■ Entries from a dataset ■
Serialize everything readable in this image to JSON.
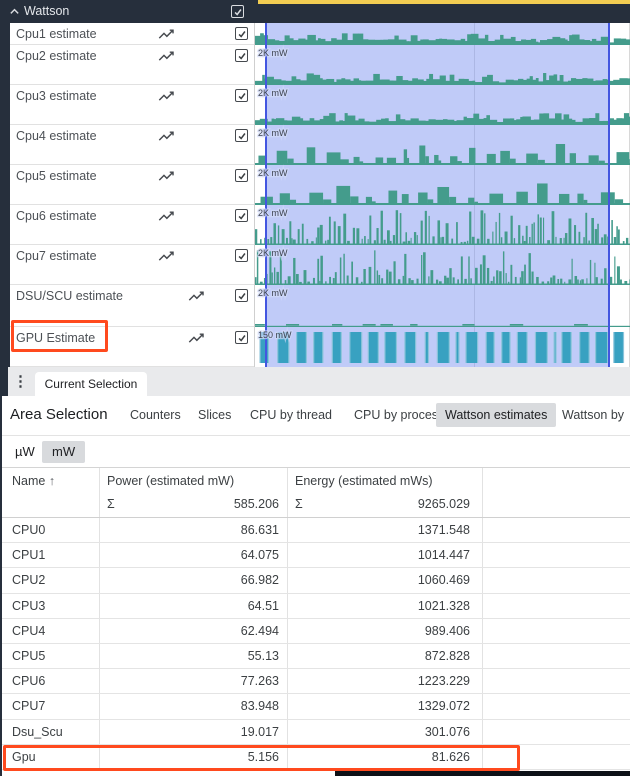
{
  "annotation_color": "#ff4a1e",
  "timeline": {
    "group_header": {
      "label": "Wattson",
      "collapsed": false,
      "checkbox_checked": true
    },
    "minimap_highlight_color": "#f2cd52",
    "header_bg": "#262f3c",
    "selection": {
      "fill": "rgba(124,146,241,0.48)",
      "border": "#4356e0"
    },
    "series_colors": {
      "cpu": "#449c8c",
      "gpu": "#38a1c1",
      "gpu_light": "#8ac4da",
      "gridline": "#d8d8d8"
    },
    "tracks": [
      {
        "name": "Cpu1 estimate",
        "axis_label": "",
        "pattern": "area",
        "seed": 11,
        "checked": true,
        "description": "dense low activity area"
      },
      {
        "name": "Cpu2 estimate",
        "axis_label": "2K mW",
        "pattern": "area",
        "seed": 23,
        "checked": true,
        "description": "dense low activity area"
      },
      {
        "name": "Cpu3 estimate",
        "axis_label": "2K mW",
        "pattern": "area",
        "seed": 37,
        "checked": true,
        "description": "dense low activity area"
      },
      {
        "name": "Cpu4 estimate",
        "axis_label": "2K mW",
        "pattern": "blocks",
        "seed": 41,
        "checked": true,
        "description": "medium block bursts"
      },
      {
        "name": "Cpu5 estimate",
        "axis_label": "2K mW",
        "pattern": "blocks",
        "seed": 59,
        "checked": true,
        "description": "medium block bursts"
      },
      {
        "name": "Cpu6 estimate",
        "axis_label": "2K mW",
        "pattern": "spikes",
        "seed": 67,
        "checked": true,
        "description": "tall dense spikes"
      },
      {
        "name": "Cpu7 estimate",
        "axis_label": "2K mW",
        "pattern": "spikes",
        "seed": 73,
        "checked": true,
        "description": "tall dense spikes"
      },
      {
        "name": "DSU/SCU estimate",
        "axis_label": "2K mW",
        "pattern": "flat",
        "seed": 83,
        "checked": true,
        "description": "near-flat low line"
      },
      {
        "name": "GPU Estimate",
        "axis_label": "150 mW",
        "pattern": "gpu-bars",
        "seed": 97,
        "checked": true,
        "annotated": true,
        "description": "periodic full-height bars"
      }
    ]
  },
  "tabs": {
    "items": [
      {
        "label": "Current Selection",
        "active": true
      }
    ]
  },
  "details": {
    "title": "Area Selection",
    "views": [
      {
        "label": "Counters",
        "active": false
      },
      {
        "label": "Slices",
        "active": false
      },
      {
        "label": "CPU by thread",
        "active": false
      },
      {
        "label": "CPU by process",
        "active": false
      },
      {
        "label": "Wattson estimates",
        "active": true
      },
      {
        "label": "Wattson by",
        "active": false
      }
    ],
    "unit_toggle": [
      {
        "label": "µW",
        "active": false
      },
      {
        "label": "mW",
        "active": true
      }
    ]
  },
  "table": {
    "sum_symbol": "Σ",
    "columns": [
      {
        "label": "Name",
        "sort_icon": "↑"
      },
      {
        "label": "Power (estimated mW)",
        "sum": "585.206"
      },
      {
        "label": "Energy (estimated mWs)",
        "sum": "9265.029"
      }
    ],
    "rows": [
      {
        "name": "CPU0",
        "power": "86.631",
        "energy": "1371.548"
      },
      {
        "name": "CPU1",
        "power": "64.075",
        "energy": "1014.447"
      },
      {
        "name": "CPU2",
        "power": "66.982",
        "energy": "1060.469"
      },
      {
        "name": "CPU3",
        "power": "64.51",
        "energy": "1021.328"
      },
      {
        "name": "CPU4",
        "power": "62.494",
        "energy": "989.406"
      },
      {
        "name": "CPU5",
        "power": "55.13",
        "energy": "872.828"
      },
      {
        "name": "CPU6",
        "power": "77.263",
        "energy": "1223.229"
      },
      {
        "name": "CPU7",
        "power": "83.948",
        "energy": "1329.072"
      },
      {
        "name": "Dsu_Scu",
        "power": "19.017",
        "energy": "301.076"
      },
      {
        "name": "Gpu",
        "power": "5.156",
        "energy": "81.626",
        "annotated": true
      }
    ]
  }
}
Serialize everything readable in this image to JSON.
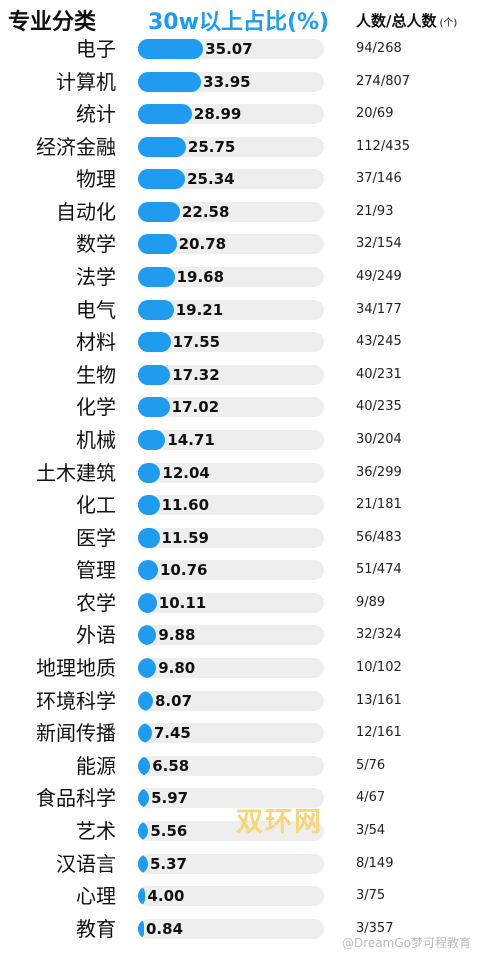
{
  "header": {
    "major": "专业分类",
    "share": "30w以上占比(%)",
    "count": "人数/总人数",
    "count_unit": "(个)"
  },
  "colors": {
    "bar": "#1f9bf0",
    "track": "#eeeeef",
    "header_accent": "#1f9bf0"
  },
  "chart_data": {
    "type": "bar",
    "orientation": "horizontal",
    "categories": [
      "电子",
      "计算机",
      "统计",
      "经济金融",
      "物理",
      "自动化",
      "数学",
      "法学",
      "电气",
      "材料",
      "生物",
      "化学",
      "机械",
      "土木建筑",
      "化工",
      "医学",
      "管理",
      "农学",
      "外语",
      "地理地质",
      "环境科学",
      "新闻传播",
      "能源",
      "食品科学",
      "艺术",
      "汉语言",
      "心理",
      "教育"
    ],
    "value_labels": [
      "35.07",
      "33.95",
      "28.99",
      "25.75",
      "25.34",
      "22.58",
      "20.78",
      "19.68",
      "19.21",
      "17.55",
      "17.32",
      "17.02",
      "14.71",
      "12.04",
      "11.60",
      "11.59",
      "10.76",
      "10.11",
      "9.88",
      "9.80",
      "8.07",
      "7.45",
      "6.58",
      "5.97",
      "5.56",
      "5.37",
      "4.00",
      "0.84"
    ],
    "values": [
      35.07,
      33.95,
      28.99,
      25.75,
      25.34,
      22.58,
      20.78,
      19.68,
      19.21,
      17.55,
      17.32,
      17.02,
      14.71,
      12.04,
      11.6,
      11.59,
      10.76,
      10.11,
      9.88,
      9.8,
      8.07,
      7.45,
      6.58,
      5.97,
      5.56,
      5.37,
      4.0,
      0.84
    ],
    "counts": [
      "94/268",
      "274/807",
      "20/69",
      "112/435",
      "37/146",
      "21/93",
      "32/154",
      "49/249",
      "34/177",
      "43/245",
      "40/231",
      "40/235",
      "30/204",
      "36/299",
      "21/181",
      "56/483",
      "51/474",
      "9/89",
      "32/324",
      "10/102",
      "13/161",
      "12/161",
      "5/76",
      "4/67",
      "3/54",
      "8/149",
      "3/75",
      "3/357"
    ],
    "xlim": [
      0,
      100
    ],
    "grid": false,
    "legend": "none"
  },
  "watermark": {
    "logo": "双环网",
    "text": "@DreamGo梦可程教育"
  }
}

■ GIVEN INSTRUCTION ■
Copy all the entries word for word. Omit any pictures.

■ EXPECTED OUTPUT ■
Serialize everything readable in this image to JSON.
{
  "annotation_color": "#ff4a1e",
  "timeline": {
    "group_header": {
      "label": "Wattson",
      "collapsed": false,
      "checkbox_checked": true
    },
    "minimap_highlight_color": "#f2cd52",
    "header_bg": "#262f3c",
    "selection": {
      "fill": "rgba(124,146,241,0.48)",
      "border": "#4356e0"
    },
    "series_colors": {
      "cpu": "#449c8c",
      "gpu": "#38a1c1",
      "gpu_light": "#8ac4da",
      "gridline": "#d8d8d8"
    },
    "tracks": [
      {
        "name": "Cpu1 estimate",
        "axis_label": "",
        "pattern": "area",
        "seed": 11,
        "checked": true,
        "description": "dense low activity area"
      },
      {
        "name": "Cpu2 estimate",
        "axis_label": "2K mW",
        "pattern": "area",
        "seed": 23,
        "checked": true,
        "description": "dense low activity area"
      },
      {
        "name": "Cpu3 estimate",
        "axis_label": "2K mW",
        "pattern": "area",
        "seed": 37,
        "checked": true,
        "description": "dense low activity area"
      },
      {
        "name": "Cpu4 estimate",
        "axis_label": "2K mW",
        "pattern": "blocks",
        "seed": 41,
        "checked": true,
        "description": "medium block bursts"
      },
      {
        "name": "Cpu5 estimate",
        "axis_label": "2K mW",
        "pattern": "blocks",
        "seed": 59,
        "checked": true,
        "description": "medium block bursts"
      },
      {
        "name": "Cpu6 estimate",
        "axis_label": "2K mW",
        "pattern": "spikes",
        "seed": 67,
        "checked": true,
        "description": "tall dense spikes"
      },
      {
        "name": "Cpu7 estimate",
        "axis_label": "2K mW",
        "pattern": "spikes",
        "seed": 73,
        "checked": true,
        "description": "tall dense spikes"
      },
      {
        "name": "DSU/SCU estimate",
        "axis_label": "2K mW",
        "pattern": "flat",
        "seed": 83,
        "checked": true,
        "description": "near-flat low line"
      },
      {
        "name": "GPU Estimate",
        "axis_label": "150 mW",
        "pattern": "gpu-bars",
        "seed": 97,
        "checked": true,
        "annotated": true,
        "description": "periodic full-height bars"
      }
    ]
  },
  "tabs": {
    "items": [
      {
        "label": "Current Selection",
        "active": true
      }
    ]
  },
  "details": {
    "title": "Area Selection",
    "views": [
      {
        "label": "Counters",
        "active": false
      },
      {
        "label": "Slices",
        "active": false
      },
      {
        "label": "CPU by thread",
        "active": false
      },
      {
        "label": "CPU by process",
        "active": false
      },
      {
        "label": "Wattson estimates",
        "active": true
      },
      {
        "label": "Wattson by",
        "active": false
      }
    ],
    "unit_toggle": [
      {
        "label": "µW",
        "active": false
      },
      {
        "label": "mW",
        "active": true
      }
    ]
  },
  "table": {
    "sum_symbol": "Σ",
    "columns": [
      {
        "label": "Name",
        "sort_icon": "↑"
      },
      {
        "label": "Power (estimated mW)",
        "sum": "585.206"
      },
      {
        "label": "Energy (estimated mWs)",
        "sum": "9265.029"
      }
    ],
    "rows": [
      {
        "name": "CPU0",
        "power": "86.631",
        "energy": "1371.548"
      },
      {
        "name": "CPU1",
        "power": "64.075",
        "energy": "1014.447"
      },
      {
        "name": "CPU2",
        "power": "66.982",
        "energy": "1060.469"
      },
      {
        "name": "CPU3",
        "power": "64.51",
        "energy": "1021.328"
      },
      {
        "name": "CPU4",
        "power": "62.494",
        "energy": "989.406"
      },
      {
        "name": "CPU5",
        "power": "55.13",
        "energy": "872.828"
      },
      {
        "name": "CPU6",
        "power": "77.263",
        "energy": "1223.229"
      },
      {
        "name": "CPU7",
        "power": "83.948",
        "energy": "1329.072"
      },
      {
        "name": "Dsu_Scu",
        "power": "19.017",
        "energy": "301.076"
      },
      {
        "name": "Gpu",
        "power": "5.156",
        "energy": "81.626",
        "annotated": true
      }
    ]
  }
}
Serialize everything readable in this image to JSON.
{
  "header": {
    "major": "专业分类",
    "share": "30w以上占比(%)",
    "count": "人数/总人数",
    "count_unit": "(个)"
  },
  "colors": {
    "bar": "#1f9bf0",
    "track": "#eeeeef",
    "header_accent": "#1f9bf0"
  },
  "chart_data": {
    "type": "bar",
    "orientation": "horizontal",
    "categories": [
      "电子",
      "计算机",
      "统计",
      "经济金融",
      "物理",
      "自动化",
      "数学",
      "法学",
      "电气",
      "材料",
      "生物",
      "化学",
      "机械",
      "土木建筑",
      "化工",
      "医学",
      "管理",
      "农学",
      "外语",
      "地理地质",
      "环境科学",
      "新闻传播",
      "能源",
      "食品科学",
      "艺术",
      "汉语言",
      "心理",
      "教育"
    ],
    "value_labels": [
      "35.07",
      "33.95",
      "28.99",
      "25.75",
      "25.34",
      "22.58",
      "20.78",
      "19.68",
      "19.21",
      "17.55",
      "17.32",
      "17.02",
      "14.71",
      "12.04",
      "11.60",
      "11.59",
      "10.76",
      "10.11",
      "9.88",
      "9.80",
      "8.07",
      "7.45",
      "6.58",
      "5.97",
      "5.56",
      "5.37",
      "4.00",
      "0.84"
    ],
    "values": [
      35.07,
      33.95,
      28.99,
      25.75,
      25.34,
      22.58,
      20.78,
      19.68,
      19.21,
      17.55,
      17.32,
      17.02,
      14.71,
      12.04,
      11.6,
      11.59,
      10.76,
      10.11,
      9.88,
      9.8,
      8.07,
      7.45,
      6.58,
      5.97,
      5.56,
      5.37,
      4.0,
      0.84
    ],
    "counts": [
      "94/268",
      "274/807",
      "20/69",
      "112/435",
      "37/146",
      "21/93",
      "32/154",
      "49/249",
      "34/177",
      "43/245",
      "40/231",
      "40/235",
      "30/204",
      "36/299",
      "21/181",
      "56/483",
      "51/474",
      "9/89",
      "32/324",
      "10/102",
      "13/161",
      "12/161",
      "5/76",
      "4/67",
      "3/54",
      "8/149",
      "3/75",
      "3/357"
    ],
    "xlim": [
      0,
      100
    ],
    "grid": false,
    "legend": "none"
  },
  "watermark": {
    "logo": "双环网",
    "text": "@DreamGo梦可程教育"
  }
}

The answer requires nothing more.